- [Problem requirements] Which lines have the string "this"? Copy all of them from the entries below.

— Start Dataset —

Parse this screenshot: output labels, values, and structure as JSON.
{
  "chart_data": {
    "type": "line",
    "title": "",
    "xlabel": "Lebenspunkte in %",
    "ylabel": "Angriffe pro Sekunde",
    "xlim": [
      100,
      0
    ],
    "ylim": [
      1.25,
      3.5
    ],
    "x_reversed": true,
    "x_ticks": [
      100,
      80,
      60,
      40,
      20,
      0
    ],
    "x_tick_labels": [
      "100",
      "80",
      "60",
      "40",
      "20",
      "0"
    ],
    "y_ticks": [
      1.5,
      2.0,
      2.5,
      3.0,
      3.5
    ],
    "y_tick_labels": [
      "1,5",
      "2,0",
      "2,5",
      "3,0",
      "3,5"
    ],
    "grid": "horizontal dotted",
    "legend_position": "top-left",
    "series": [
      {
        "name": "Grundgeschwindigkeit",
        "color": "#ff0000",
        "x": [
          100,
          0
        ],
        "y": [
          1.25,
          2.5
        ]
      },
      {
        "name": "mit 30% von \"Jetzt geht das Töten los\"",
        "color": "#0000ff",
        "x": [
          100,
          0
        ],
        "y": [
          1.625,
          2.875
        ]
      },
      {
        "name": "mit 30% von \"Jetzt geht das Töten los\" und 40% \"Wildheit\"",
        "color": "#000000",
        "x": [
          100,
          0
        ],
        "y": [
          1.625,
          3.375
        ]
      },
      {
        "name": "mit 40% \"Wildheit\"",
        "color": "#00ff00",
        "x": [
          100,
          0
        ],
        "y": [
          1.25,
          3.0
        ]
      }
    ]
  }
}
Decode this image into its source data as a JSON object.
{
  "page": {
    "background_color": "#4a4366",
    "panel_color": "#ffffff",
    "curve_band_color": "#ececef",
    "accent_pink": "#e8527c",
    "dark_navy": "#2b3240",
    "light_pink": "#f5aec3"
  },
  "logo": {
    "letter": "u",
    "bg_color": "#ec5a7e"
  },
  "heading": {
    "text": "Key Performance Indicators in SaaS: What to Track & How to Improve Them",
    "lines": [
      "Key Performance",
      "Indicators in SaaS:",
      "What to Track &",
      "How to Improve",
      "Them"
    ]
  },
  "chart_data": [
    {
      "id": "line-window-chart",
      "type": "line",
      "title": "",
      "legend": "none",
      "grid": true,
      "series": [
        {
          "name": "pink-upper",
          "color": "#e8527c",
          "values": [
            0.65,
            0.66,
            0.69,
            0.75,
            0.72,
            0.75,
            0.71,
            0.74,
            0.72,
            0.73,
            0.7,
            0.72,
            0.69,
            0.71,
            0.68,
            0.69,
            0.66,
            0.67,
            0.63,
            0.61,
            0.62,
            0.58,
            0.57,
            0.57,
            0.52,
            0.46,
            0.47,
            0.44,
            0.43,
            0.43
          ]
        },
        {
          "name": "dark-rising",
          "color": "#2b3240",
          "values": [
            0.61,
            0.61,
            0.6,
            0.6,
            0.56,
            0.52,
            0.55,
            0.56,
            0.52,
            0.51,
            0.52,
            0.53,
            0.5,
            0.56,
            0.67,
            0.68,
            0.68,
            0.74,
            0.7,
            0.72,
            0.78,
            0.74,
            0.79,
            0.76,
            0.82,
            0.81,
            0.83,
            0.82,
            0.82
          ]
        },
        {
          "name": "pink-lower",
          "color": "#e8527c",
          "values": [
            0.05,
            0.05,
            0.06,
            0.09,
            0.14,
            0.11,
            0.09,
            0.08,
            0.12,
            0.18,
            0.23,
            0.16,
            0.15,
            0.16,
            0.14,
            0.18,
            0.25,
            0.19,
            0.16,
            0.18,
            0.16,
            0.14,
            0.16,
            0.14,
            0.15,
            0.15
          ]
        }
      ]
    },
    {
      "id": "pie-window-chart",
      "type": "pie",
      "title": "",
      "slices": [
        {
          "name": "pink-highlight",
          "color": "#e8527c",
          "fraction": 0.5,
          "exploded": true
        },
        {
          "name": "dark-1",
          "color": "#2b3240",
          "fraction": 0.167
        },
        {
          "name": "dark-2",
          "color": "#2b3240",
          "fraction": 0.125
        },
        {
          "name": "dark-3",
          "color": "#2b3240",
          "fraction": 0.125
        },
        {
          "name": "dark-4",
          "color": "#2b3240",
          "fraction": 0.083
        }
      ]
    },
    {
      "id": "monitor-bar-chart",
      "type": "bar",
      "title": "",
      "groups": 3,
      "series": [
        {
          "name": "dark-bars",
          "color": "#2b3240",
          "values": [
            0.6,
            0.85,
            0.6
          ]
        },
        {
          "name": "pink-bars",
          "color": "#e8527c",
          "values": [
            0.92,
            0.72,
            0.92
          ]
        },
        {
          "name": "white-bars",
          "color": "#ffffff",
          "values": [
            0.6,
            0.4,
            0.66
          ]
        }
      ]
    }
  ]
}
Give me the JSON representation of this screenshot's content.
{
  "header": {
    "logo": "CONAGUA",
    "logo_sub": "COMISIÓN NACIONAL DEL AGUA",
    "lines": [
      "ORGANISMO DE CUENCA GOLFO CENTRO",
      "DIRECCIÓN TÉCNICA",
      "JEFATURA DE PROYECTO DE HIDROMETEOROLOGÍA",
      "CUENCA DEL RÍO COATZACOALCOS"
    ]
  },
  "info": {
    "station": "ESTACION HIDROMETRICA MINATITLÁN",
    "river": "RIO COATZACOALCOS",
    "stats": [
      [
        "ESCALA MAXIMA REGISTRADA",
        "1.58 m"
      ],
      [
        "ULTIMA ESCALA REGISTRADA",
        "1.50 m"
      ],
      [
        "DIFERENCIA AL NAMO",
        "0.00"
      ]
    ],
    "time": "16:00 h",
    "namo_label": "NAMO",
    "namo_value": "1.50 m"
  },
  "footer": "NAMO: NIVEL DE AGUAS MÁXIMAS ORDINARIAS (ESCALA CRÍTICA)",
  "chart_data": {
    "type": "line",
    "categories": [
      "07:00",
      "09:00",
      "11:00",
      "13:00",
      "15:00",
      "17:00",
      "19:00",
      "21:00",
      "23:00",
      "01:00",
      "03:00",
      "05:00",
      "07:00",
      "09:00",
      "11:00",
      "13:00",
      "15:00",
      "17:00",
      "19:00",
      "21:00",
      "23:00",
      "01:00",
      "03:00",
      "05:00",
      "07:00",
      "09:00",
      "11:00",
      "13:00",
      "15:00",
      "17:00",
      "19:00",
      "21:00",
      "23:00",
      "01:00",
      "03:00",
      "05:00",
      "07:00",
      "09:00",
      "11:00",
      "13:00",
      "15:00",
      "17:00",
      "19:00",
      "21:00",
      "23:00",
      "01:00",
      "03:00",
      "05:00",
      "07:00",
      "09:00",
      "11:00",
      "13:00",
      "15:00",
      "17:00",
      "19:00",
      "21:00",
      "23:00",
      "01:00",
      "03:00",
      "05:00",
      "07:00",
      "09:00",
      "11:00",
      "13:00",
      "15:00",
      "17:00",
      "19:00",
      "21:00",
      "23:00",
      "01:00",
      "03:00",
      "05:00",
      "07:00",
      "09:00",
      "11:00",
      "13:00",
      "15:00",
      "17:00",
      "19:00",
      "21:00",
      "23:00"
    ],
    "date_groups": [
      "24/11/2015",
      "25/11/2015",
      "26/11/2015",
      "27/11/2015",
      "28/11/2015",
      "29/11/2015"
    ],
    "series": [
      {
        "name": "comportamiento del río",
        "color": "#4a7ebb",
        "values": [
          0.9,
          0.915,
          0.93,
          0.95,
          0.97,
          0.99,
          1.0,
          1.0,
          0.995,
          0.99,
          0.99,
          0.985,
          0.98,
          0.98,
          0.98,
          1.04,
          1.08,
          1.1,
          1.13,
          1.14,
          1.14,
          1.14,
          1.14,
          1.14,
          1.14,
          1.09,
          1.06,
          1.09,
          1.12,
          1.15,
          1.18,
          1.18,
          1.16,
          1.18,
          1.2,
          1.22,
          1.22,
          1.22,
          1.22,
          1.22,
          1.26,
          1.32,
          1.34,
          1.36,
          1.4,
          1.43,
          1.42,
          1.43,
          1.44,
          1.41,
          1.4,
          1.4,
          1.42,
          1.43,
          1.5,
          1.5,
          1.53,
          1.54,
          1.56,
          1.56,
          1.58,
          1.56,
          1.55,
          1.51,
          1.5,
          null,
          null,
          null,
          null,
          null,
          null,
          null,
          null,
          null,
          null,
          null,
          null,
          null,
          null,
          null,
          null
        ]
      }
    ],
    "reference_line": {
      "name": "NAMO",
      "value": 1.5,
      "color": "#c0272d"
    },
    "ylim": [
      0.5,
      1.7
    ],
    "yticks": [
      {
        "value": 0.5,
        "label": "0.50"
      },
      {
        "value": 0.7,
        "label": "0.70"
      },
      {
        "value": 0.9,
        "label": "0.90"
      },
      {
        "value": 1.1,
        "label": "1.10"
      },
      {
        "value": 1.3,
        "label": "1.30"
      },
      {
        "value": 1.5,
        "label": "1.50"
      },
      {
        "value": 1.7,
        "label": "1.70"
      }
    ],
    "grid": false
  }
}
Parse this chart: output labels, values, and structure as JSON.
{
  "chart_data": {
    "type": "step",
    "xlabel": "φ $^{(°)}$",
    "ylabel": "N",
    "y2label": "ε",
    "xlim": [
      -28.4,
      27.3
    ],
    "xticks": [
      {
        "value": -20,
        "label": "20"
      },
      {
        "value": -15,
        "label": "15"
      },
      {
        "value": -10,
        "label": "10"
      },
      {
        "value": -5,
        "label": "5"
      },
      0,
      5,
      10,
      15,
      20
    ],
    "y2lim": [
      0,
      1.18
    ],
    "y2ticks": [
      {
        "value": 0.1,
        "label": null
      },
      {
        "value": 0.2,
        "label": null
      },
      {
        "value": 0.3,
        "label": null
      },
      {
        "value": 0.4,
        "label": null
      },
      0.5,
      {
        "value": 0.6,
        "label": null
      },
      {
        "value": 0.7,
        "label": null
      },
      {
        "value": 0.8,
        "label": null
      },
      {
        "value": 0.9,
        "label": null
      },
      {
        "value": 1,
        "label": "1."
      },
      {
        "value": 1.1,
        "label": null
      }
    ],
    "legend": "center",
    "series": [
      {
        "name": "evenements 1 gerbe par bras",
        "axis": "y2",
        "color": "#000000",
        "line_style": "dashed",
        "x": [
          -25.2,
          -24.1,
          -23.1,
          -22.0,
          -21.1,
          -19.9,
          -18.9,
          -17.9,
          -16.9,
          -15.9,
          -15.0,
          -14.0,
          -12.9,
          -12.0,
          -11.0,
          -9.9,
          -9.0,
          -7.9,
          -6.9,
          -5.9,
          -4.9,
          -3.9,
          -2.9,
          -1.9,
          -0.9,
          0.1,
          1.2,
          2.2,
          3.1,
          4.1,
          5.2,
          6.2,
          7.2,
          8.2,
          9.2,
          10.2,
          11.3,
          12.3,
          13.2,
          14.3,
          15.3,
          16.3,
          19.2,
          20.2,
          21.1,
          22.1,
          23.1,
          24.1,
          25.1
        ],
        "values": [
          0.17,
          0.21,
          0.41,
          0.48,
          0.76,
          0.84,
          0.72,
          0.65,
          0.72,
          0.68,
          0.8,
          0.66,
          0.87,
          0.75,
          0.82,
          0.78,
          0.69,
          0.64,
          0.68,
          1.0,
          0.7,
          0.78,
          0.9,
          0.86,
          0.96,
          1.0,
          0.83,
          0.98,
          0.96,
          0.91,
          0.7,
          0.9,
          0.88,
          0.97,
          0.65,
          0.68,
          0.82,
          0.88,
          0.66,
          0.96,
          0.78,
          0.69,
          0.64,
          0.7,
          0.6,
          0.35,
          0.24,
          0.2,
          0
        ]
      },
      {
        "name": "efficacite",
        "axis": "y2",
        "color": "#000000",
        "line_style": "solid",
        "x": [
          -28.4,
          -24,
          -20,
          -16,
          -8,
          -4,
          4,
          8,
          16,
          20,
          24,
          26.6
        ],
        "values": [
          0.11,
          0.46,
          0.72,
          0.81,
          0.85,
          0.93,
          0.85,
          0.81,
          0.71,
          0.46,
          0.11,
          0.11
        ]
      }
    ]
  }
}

— End Dataset —

- [The completed task]
Parse this screenshot: output labels, values, and structure as JSON.
Decode this image into its source data as a JSON object.
Give me the JSON representation of this screenshot's content.
Parse this chart: output labels, values, and structure as JSON.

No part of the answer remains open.